**Exercise instructions**
Output the data word for word, dropping every image.

**Data lines**
--

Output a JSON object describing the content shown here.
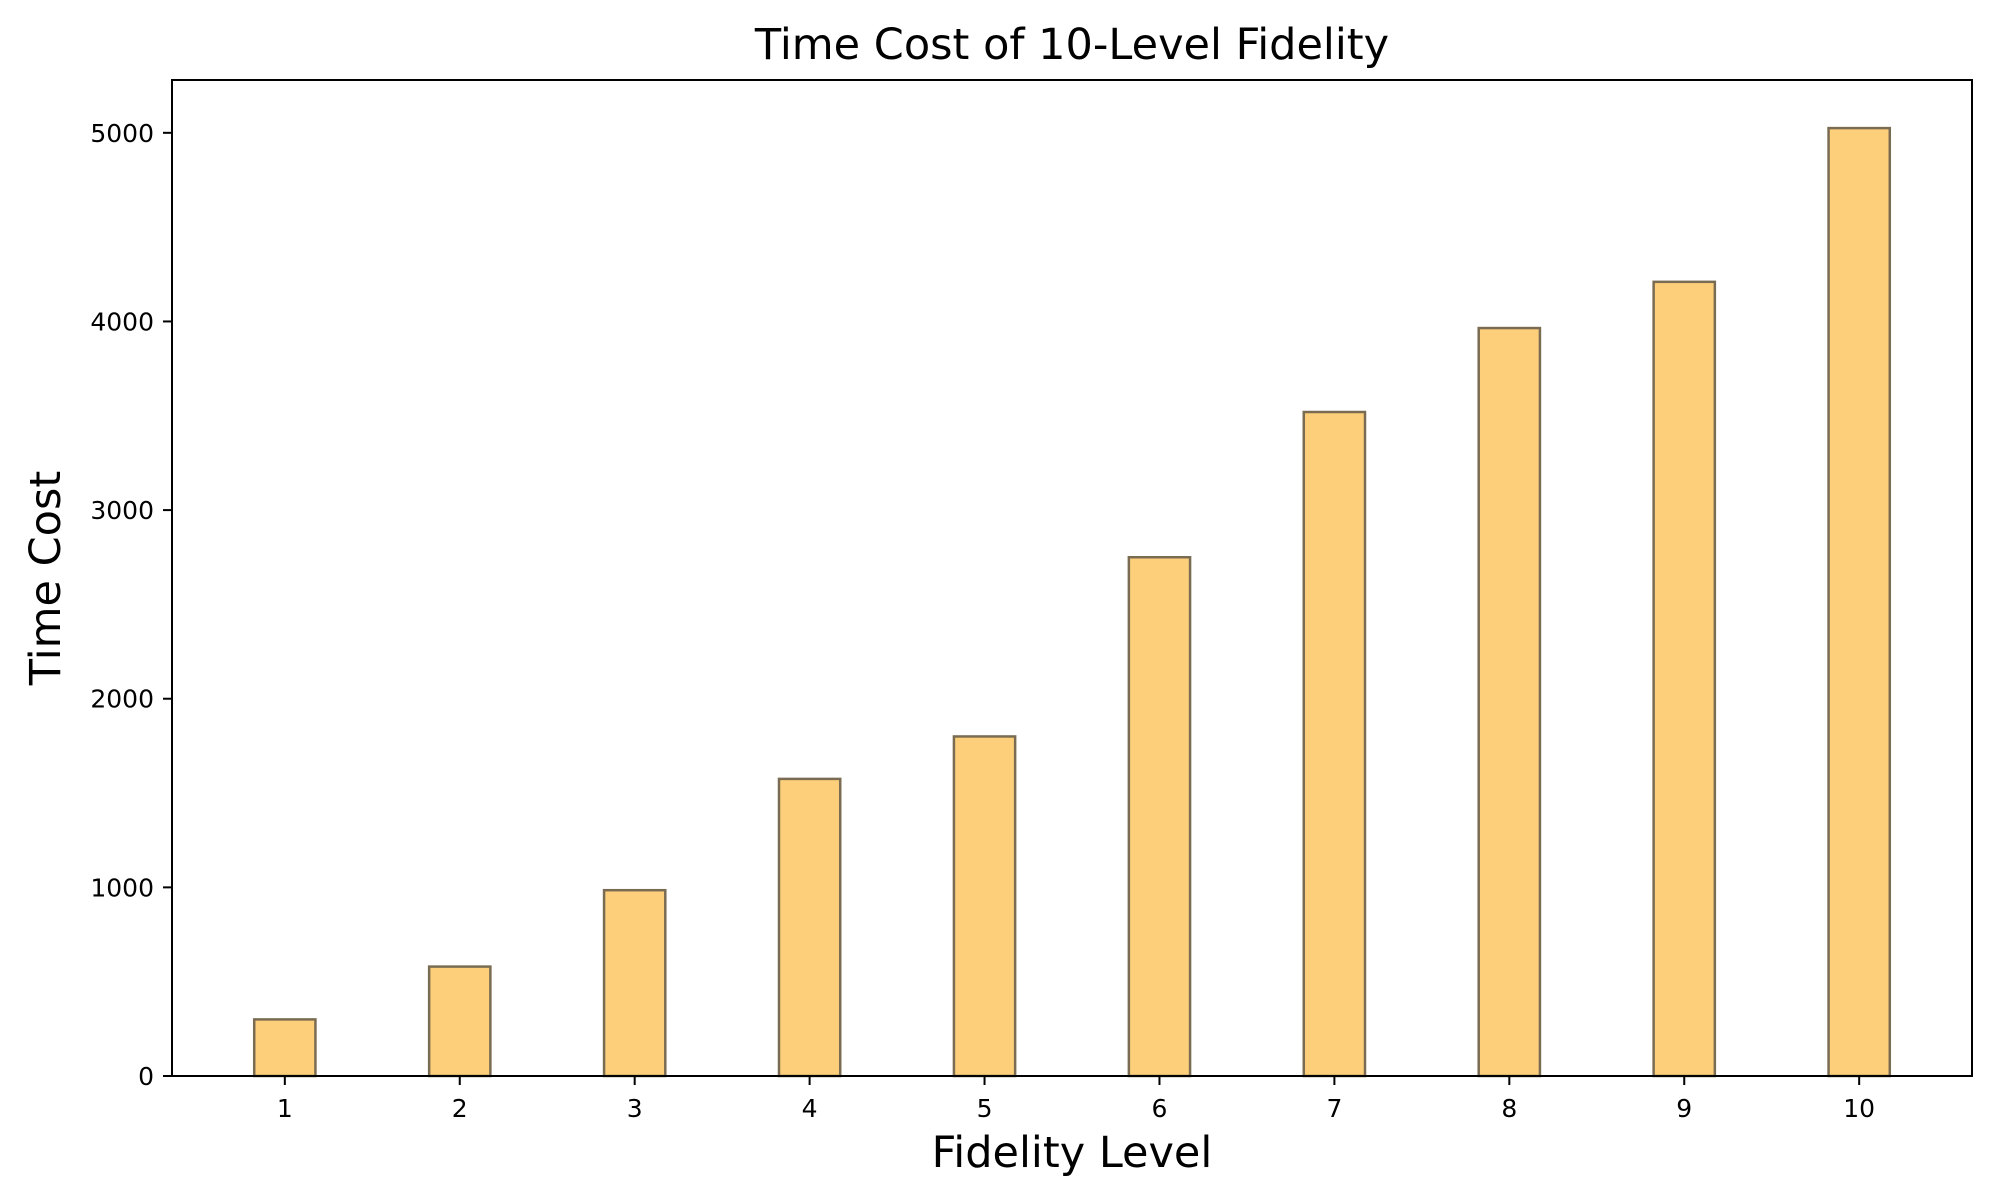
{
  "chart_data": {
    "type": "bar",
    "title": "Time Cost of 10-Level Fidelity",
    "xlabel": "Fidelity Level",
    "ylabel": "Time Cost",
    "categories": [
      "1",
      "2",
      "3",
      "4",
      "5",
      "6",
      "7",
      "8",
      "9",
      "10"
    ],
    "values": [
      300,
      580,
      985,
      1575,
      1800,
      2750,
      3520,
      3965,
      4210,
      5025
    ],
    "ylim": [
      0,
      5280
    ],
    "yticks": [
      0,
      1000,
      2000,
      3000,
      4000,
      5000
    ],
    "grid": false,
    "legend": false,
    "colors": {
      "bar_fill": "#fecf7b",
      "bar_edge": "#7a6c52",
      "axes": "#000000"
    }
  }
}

--

**Final answer**
Output a JSON object describing the content shown here.
{
  "chart_data": {
    "type": "bar",
    "title": "Time Cost of 10-Level Fidelity",
    "xlabel": "Fidelity Level",
    "ylabel": "Time Cost",
    "categories": [
      "1",
      "2",
      "3",
      "4",
      "5",
      "6",
      "7",
      "8",
      "9",
      "10"
    ],
    "values": [
      300,
      580,
      985,
      1575,
      1800,
      2750,
      3520,
      3965,
      4210,
      5025
    ],
    "ylim": [
      0,
      5280
    ],
    "yticks": [
      0,
      1000,
      2000,
      3000,
      4000,
      5000
    ],
    "grid": false,
    "legend": false,
    "colors": {
      "bar_fill": "#fecf7b",
      "bar_edge": "#7a6c52",
      "axes": "#000000"
    }
  }
}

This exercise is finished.